§ **Exercise tasks**
(1) Print the portion of the Futurama review starting at "It's a good, silly" and ending at "Burton card once.".
(2) Continue the Futurama episode review from its last line.

§ **Passage**

━━━━━━

It's a good, silly ending to a very rushed story; and I was pleased to find several strong jokes and funny lines scattered throughout the episode. It could have used more variety, the first and third parts are far too similar genres of satire; the third especially feels a touch half-assed -I think a Poirot story centred on Zoidberg would have been a better fit. But it's actually pretty okay as far as Futurama anthology episodes go -charming and amusing enough with solid guesrt performances and a bit of fun stylized animation in the middle; though I don't think that necessarily means the tradition should continue. You can only play the LeVar Burton card once.
And here are some stray observations:
- It’s interesting comparing these Futurama anthology shows to their counterpart Treehouse of Horror series from The Simpsons. On The Simpsons, the Halloween special is an excuse for the show to go weird with an idea or concept. Weirdness is Futurama’s bread and butter (it’s no coincidence that during his time on The Simpsons, the bulk of David X. Cohen’s writing credits were for Treehouse of Horror segments), so an anthology episode like this is weirdly a way of Futurama being more typical.
- Fry and Bender should have just been the Adventure Boys, the pseudonym names are so blandly effortless throughout the episode.
- “Must you deface my finest glooouube!” It’s the awkward pronunciation on that last word from Billy West that makes the line.
- “It’s a priceless fossil dating to geologic antiquity.” “You’re a priceless fossil dating to geologic antiquity!”

━━━━━━

§ **Extracted data**
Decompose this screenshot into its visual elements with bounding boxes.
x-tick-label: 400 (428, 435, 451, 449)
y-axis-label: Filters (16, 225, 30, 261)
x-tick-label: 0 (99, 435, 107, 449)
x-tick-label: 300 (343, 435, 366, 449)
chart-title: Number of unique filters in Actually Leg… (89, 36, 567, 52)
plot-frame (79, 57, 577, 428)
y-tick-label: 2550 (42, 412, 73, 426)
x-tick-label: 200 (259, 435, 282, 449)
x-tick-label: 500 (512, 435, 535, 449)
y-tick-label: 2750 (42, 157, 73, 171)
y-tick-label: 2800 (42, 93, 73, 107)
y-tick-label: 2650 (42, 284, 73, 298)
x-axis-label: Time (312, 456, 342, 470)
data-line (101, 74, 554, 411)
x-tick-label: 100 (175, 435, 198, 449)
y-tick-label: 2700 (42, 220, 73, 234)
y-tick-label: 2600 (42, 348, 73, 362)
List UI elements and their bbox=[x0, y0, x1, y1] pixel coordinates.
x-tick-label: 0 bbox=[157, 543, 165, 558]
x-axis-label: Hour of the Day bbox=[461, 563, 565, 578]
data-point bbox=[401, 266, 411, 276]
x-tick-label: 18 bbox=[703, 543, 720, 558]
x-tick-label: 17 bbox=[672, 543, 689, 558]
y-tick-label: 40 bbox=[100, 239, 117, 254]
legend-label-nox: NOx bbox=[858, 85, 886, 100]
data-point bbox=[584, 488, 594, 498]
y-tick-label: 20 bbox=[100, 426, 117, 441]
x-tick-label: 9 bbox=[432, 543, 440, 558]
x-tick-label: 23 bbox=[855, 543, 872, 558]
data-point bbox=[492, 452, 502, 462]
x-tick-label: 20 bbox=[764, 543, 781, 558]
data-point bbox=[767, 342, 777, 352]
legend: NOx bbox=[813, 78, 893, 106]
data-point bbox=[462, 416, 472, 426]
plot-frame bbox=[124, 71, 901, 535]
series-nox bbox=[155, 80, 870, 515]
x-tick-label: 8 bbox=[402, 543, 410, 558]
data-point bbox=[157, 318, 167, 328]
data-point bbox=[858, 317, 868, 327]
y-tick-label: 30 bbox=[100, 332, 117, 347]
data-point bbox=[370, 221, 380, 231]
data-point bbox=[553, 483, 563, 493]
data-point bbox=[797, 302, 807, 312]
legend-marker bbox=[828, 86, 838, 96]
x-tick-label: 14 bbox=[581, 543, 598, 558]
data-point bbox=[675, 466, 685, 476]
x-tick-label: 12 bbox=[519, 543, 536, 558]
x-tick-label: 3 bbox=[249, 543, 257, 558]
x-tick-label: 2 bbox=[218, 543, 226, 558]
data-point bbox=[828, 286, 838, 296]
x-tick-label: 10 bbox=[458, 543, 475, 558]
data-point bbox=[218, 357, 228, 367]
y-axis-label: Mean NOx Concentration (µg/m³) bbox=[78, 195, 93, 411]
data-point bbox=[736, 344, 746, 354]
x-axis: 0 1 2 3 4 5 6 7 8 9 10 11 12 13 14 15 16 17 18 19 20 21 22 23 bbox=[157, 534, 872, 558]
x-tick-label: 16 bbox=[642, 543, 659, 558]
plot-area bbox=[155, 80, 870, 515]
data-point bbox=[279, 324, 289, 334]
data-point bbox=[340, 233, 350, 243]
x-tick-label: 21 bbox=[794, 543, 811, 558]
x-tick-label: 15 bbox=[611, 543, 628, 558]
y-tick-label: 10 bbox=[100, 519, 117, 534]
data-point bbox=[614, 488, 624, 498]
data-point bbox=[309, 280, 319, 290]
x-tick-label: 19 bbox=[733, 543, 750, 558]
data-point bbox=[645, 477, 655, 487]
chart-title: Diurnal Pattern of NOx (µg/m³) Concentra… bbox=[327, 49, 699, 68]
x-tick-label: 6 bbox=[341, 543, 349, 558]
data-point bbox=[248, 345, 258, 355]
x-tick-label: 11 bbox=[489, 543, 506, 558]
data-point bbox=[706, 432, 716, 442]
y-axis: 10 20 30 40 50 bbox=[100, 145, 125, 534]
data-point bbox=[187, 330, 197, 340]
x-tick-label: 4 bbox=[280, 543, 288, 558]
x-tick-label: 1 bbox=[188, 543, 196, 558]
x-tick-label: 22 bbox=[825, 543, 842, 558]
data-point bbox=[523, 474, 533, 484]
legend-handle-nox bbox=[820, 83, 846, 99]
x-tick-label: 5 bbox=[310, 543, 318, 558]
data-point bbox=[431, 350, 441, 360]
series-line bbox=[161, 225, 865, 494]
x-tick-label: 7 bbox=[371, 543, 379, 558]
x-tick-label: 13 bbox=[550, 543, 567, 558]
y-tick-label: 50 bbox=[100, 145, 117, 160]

━━━━━━

§ **Solved tasks**
(1)
It's a good, silly ending to a very rushed story; and I was pleased to find several strong jokes and funny lines scattered throughout the episode. It could have used more variety, the first and third parts are far too similar genres of satire; the third especially feels a touch half-assed -I think a Poirot story centred on Zoidberg would have been a better fit. But it's actually pretty okay as far as Futurama anthology episodes go -charming and amusing enough with solid guesrt performances and a bit of fun stylized animation in the middle; though I don't think that necessarily means the tradition should continue. You can only play the LeVar Burton card once.

(2)
- Bender, Amy, and Hermes show up at the end of the second story to be the Thom(p)son twins but as triplets. Felt like just an excuse to get everybody in there.
- During the third story, Bender’s parents are URL and Petunia. URL I get, but Petunia is just the most random choice and speaks to an issue with Futurama not having a lot of women as tertiary recurring characters.
- Wikipedia Brown’s teenage design is of course a callback to adolescent Bender’s look in “Teenage Mutant Leela’s Hurdles”. Though of course his backstory has been rebooted some three or four times since then.
- Not generally a fan of Neil deGrasse Tyson, but I like the use of him here and the dumb way that he gets exposed. LeVar Burton is also a treat, as always. His earnest deliveries of deeply sarcastic lines are a highlight of the episode for sure: “Here’s another one I’ve been looking forward to because it’s so short.”
- Where the anthology shows go from here I’m a bit worried. Especially given Disney now owns Futurama, I fear its only a matter of time before the show dips into the brand shilling that The Simpsons has been doing for a few years now.